The exercise
Return all lines that include the string "name".

Stored items from a collection
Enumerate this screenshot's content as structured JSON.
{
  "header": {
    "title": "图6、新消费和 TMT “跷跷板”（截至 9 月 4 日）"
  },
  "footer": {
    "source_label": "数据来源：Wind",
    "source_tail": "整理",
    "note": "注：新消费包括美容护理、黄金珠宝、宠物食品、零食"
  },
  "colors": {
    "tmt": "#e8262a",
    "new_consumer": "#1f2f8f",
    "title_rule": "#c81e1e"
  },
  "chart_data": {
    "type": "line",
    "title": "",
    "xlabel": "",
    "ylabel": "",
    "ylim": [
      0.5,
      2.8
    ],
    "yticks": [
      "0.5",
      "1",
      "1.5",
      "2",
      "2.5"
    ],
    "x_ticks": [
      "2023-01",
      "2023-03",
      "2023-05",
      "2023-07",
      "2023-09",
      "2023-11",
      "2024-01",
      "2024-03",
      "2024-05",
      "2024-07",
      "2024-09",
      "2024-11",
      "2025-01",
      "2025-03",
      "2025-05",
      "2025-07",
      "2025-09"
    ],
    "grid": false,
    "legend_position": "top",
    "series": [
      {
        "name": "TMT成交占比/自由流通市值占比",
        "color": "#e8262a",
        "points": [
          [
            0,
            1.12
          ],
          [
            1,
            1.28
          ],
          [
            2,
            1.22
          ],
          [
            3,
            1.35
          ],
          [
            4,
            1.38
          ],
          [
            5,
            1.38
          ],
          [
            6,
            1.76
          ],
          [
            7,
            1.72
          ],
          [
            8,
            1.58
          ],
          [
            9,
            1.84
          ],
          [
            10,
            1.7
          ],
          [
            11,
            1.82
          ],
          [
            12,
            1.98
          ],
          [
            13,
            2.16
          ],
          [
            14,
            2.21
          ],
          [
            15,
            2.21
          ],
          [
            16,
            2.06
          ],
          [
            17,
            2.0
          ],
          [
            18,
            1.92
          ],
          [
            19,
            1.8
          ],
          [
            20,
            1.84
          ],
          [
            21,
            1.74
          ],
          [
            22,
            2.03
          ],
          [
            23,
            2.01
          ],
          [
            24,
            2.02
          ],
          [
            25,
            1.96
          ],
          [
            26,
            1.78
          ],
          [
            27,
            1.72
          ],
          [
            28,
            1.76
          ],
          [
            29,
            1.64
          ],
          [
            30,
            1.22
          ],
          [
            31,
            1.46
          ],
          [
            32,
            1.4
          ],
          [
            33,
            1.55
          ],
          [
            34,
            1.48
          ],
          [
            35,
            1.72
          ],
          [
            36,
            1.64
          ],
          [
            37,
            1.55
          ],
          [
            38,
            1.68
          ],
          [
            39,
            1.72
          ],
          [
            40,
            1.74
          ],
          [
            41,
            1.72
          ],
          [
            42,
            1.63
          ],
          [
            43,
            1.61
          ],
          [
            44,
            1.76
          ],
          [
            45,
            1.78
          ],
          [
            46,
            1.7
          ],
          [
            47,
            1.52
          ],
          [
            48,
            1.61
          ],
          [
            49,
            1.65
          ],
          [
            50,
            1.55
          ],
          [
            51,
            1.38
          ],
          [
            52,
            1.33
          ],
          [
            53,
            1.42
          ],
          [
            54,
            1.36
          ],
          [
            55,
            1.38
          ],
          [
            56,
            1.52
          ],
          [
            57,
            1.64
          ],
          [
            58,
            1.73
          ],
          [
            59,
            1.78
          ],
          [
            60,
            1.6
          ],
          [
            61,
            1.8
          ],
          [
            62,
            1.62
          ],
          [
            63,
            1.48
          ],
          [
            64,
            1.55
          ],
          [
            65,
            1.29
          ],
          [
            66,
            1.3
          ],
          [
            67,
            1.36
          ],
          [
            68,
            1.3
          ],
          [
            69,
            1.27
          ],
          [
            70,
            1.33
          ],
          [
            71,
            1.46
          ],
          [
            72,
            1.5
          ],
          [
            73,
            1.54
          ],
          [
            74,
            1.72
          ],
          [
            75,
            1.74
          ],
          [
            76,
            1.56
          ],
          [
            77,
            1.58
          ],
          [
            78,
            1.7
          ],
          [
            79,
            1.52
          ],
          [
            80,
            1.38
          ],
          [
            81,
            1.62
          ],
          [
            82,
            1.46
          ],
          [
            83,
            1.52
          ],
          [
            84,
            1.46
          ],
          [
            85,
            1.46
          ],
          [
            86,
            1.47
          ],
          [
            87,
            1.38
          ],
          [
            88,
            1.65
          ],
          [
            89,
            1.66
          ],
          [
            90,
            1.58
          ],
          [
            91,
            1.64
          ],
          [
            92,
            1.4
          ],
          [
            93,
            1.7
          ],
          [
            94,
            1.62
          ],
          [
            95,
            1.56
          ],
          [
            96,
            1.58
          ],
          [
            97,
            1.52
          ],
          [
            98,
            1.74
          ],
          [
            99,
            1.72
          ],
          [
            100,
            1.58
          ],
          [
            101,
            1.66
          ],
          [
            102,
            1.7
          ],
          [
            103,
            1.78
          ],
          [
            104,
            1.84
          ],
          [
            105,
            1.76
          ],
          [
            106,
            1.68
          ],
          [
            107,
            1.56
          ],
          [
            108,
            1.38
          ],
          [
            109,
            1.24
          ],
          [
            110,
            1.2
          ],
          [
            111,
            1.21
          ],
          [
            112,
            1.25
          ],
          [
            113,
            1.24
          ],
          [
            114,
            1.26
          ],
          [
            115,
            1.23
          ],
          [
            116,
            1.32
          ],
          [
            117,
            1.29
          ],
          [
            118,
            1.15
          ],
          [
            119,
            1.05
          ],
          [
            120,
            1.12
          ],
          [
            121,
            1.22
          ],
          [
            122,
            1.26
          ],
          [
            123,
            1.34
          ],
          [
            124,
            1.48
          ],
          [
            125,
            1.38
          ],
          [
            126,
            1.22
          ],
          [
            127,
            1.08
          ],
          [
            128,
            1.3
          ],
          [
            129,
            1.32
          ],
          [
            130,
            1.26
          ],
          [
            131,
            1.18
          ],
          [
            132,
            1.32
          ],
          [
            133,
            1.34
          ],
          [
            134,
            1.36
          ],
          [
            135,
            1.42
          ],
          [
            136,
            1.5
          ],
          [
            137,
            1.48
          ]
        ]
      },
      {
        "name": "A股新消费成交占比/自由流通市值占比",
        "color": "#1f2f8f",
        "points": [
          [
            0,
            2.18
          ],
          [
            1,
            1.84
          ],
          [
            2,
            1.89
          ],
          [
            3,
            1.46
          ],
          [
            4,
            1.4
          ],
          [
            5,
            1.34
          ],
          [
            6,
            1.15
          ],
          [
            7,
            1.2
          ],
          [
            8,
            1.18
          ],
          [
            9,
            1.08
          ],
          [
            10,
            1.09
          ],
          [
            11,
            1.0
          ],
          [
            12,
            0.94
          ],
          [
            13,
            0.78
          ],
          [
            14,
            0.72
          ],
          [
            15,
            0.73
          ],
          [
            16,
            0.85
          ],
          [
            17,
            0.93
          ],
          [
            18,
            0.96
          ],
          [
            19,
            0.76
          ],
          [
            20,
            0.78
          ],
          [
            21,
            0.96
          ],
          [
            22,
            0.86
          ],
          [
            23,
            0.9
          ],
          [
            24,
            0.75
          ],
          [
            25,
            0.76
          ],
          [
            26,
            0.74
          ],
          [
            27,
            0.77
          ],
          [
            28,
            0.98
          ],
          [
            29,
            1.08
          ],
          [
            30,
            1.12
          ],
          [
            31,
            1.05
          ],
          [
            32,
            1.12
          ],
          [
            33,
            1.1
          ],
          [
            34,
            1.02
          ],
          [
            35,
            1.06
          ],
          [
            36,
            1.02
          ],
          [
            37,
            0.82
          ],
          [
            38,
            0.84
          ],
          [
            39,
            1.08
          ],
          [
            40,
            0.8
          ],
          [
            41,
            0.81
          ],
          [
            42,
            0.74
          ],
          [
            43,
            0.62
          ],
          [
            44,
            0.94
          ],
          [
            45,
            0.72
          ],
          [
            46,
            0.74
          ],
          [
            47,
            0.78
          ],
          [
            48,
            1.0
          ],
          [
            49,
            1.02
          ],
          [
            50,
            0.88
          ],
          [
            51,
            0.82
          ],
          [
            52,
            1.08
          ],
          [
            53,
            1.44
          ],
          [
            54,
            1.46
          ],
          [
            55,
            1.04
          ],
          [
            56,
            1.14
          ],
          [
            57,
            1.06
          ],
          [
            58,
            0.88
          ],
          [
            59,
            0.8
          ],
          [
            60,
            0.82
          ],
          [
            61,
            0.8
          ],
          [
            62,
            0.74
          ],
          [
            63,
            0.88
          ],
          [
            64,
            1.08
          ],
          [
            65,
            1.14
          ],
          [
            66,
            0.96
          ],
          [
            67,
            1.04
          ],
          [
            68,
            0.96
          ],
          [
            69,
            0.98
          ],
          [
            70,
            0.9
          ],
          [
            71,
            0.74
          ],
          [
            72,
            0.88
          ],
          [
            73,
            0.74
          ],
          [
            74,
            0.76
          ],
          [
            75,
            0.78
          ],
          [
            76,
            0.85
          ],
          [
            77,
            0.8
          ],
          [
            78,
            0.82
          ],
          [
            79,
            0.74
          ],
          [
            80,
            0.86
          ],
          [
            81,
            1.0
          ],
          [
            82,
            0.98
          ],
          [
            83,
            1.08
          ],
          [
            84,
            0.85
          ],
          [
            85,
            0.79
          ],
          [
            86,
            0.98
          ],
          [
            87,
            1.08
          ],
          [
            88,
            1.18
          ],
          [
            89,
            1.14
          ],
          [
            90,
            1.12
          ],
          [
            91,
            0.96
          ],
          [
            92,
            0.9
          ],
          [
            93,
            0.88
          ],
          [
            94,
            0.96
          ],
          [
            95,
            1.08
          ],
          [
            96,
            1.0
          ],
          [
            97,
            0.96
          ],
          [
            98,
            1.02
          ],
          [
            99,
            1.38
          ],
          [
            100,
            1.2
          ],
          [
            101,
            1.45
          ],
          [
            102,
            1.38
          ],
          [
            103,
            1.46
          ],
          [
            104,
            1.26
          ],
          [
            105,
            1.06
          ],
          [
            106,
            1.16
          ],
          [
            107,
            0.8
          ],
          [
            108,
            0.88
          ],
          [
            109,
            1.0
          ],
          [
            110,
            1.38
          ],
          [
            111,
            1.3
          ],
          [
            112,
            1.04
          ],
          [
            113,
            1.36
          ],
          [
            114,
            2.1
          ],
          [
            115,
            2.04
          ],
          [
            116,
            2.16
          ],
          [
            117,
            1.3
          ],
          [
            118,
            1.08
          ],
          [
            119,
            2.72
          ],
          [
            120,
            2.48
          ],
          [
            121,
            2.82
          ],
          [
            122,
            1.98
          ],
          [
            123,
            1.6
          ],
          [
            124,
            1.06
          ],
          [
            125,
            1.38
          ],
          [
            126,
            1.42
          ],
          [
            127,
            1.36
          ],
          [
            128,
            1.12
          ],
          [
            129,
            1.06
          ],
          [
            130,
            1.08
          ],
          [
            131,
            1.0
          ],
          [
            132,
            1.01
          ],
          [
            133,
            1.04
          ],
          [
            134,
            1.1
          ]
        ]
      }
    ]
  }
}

Finished exercise
        "name": "TMT成交占比/自由流通市值占比",
        "name": "A股新消费成交占比/自由流通市值占比",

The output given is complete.